EXERCISE DESCRIPTION:
All of the data must be printed exactly; please include every line.

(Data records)

● ● ● ● ● ● ●

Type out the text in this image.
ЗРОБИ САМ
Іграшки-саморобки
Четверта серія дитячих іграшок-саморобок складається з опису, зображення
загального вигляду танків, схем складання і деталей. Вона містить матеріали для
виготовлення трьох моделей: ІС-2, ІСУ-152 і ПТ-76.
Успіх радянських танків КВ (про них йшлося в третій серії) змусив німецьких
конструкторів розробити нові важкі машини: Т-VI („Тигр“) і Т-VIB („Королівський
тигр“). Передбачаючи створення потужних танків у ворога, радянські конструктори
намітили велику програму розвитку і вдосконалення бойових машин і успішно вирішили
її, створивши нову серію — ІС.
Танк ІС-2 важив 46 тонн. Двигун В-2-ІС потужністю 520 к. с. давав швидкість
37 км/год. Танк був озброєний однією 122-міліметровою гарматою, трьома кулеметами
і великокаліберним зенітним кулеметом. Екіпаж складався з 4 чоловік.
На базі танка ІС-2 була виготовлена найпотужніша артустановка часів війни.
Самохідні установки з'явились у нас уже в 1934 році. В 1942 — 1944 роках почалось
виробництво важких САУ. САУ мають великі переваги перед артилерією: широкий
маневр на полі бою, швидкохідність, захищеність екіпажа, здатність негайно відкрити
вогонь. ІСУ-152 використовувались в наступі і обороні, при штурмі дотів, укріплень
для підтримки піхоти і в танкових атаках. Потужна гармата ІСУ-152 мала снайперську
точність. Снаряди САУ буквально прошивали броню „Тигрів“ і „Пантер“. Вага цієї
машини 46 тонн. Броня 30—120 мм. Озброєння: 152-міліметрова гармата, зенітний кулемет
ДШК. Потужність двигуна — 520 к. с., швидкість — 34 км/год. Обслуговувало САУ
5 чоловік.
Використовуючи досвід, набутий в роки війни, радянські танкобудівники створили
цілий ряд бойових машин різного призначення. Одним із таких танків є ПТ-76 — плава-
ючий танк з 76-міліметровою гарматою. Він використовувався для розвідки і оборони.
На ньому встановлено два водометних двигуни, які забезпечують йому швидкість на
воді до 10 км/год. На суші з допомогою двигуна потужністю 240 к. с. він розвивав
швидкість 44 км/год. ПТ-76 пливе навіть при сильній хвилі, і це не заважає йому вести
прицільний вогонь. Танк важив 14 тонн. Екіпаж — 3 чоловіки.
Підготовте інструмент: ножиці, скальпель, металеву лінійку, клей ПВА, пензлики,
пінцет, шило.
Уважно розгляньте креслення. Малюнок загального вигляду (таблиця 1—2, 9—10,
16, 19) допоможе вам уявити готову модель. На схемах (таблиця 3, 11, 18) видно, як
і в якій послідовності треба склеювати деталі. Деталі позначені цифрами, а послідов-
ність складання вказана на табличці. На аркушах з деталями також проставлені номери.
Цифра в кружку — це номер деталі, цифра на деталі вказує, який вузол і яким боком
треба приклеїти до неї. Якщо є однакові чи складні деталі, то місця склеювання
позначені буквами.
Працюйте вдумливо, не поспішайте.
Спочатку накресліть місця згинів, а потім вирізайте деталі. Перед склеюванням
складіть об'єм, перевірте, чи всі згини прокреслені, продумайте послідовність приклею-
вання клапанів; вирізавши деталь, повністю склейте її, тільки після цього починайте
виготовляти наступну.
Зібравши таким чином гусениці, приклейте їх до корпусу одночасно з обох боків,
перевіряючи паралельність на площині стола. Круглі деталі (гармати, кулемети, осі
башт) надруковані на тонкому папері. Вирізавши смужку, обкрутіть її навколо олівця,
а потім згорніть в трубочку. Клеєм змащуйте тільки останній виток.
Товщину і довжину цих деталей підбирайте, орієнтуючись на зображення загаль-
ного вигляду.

● ● ● ● ● ● ●

ANSWER TO THE PROBLEM:
Type out the text in this image.
ЗРОБИ САМ
Іграшки-саморобки
Четверта серія дитячих іграшок-саморобок складається з опису, зображення
загального вигляду танків, схем складання і деталей. Вона містить матеріали для
виготовлення трьох моделей: ІС-2, ІСУ-152 і ПТ-76.
Успіх радянських танків КВ (про них йшлося в третій серії) змусив німецьких
конструкторів розробити нові важкі машини: Т-VI („Тигр“) і Т-VIB („Королівський
тигр“). Передбачаючи створення потужних танків у ворога, радянські конструктори
намітили велику програму розвитку і вдосконалення бойових машин і успішно вирішили
її, створивши нову серію — ІС.
Танк ІС-2 важив 46 тонн. Двигун В-2-ІС потужністю 520 к. с. давав швидкість
37 км/год. Танк був озброєний однією 122-міліметровою гарматою, трьома кулеметами
і великокаліберним зенітним кулеметом. Екіпаж складався з 4 чоловік.
На базі танка ІС-2 була виготовлена найпотужніша артустановка часів війни.
Самохідні установки з'явились у нас уже в 1934 році. В 1942 — 1944 роках почалось
виробництво важких САУ. САУ мають великі переваги перед артилерією: широкий
маневр на полі бою, швидкохідність, захищеність екіпажа, здатність негайно відкрити
вогонь. ІСУ-152 використовувались в наступі і обороні, при штурмі дотів, укріплень
для підтримки піхоти і в танкових атаках. Потужна гармата ІСУ-152 мала снайперську
точність. Снаряди САУ буквально прошивали броню „Тигрів“ і „Пантер“. Вага цієї
машини 46 тонн. Броня 30—120 мм. Озброєння: 152-міліметрова гармата, зенітний кулемет
ДШК. Потужність двигуна — 520 к. с., швидкість — 34 км/год. Обслуговувало САУ
5 чоловік.
Використовуючи досвід, набутий в роки війни, радянські танкобудівники створили
цілий ряд бойових машин різного призначення. Одним із таких танків є ПТ-76 — плава-
ючий танк з 76-міліметровою гарматою. Він використовувався для розвідки і оборони.
На ньому встановлено два водометних двигуни, які забезпечують йому швидкість на
воді до 10 км/год. На суші з допомогою двигуна потужністю 240 к. с. він розвивав
швидкість 44 км/год. ПТ-76 пливе навіть при сильній хвилі, і це не заважає йому вести
прицільний вогонь. Танк важив 14 тонн. Екіпаж — 3 чоловіки.
Підготовте інструмент: ножиці, скальпель, металеву лінійку, клей ПВА, пензлики,
пінцет, шило.
Уважно розгляньте креслення. Малюнок загального вигляду (таблиця 1—2, 9—10,
16, 19) допоможе вам уявити готову модель. На схемах (таблиця 3, 11, 18) видно, як
і в якій послідовності треба склеювати деталі. Деталі позначені цифрами, а послідов-
ність складання вказана на табличці. На аркушах з деталями також проставлені номери.
Цифра в кружку — це номер деталі, цифра на деталі вказує, який вузол і яким боком
треба приклеїти до неї. Якщо є однакові чи складні деталі, то місця склеювання
позначені буквами.
Працюйте вдумливо, не поспішайте.
Спочатку накресліть місця згинів, а потім вирізайте деталі. Перед склеюванням
складіть об'єм, перевірте, чи всі згини прокреслені, продумайте послідовність приклею-
вання клапанів; вирізавши деталь, повністю склейте її, тільки після цього починайте
виготовляти наступну.
Зібравши таким чином гусениці, приклейте їх до корпусу одночасно з обох боків,
перевіряючи паралельність на площині стола. Круглі деталі (гармати, кулемети, осі
башт) надруковані на тонкому папері. Вирізавши смужку, обкрутіть її навколо олівця,
а потім згорніть в трубочку. Клеєм змащуйте тільки останній виток.
Товщину і довжину цих деталей підбирайте, орієнтуючись на зображення загаль-
ного вигляду.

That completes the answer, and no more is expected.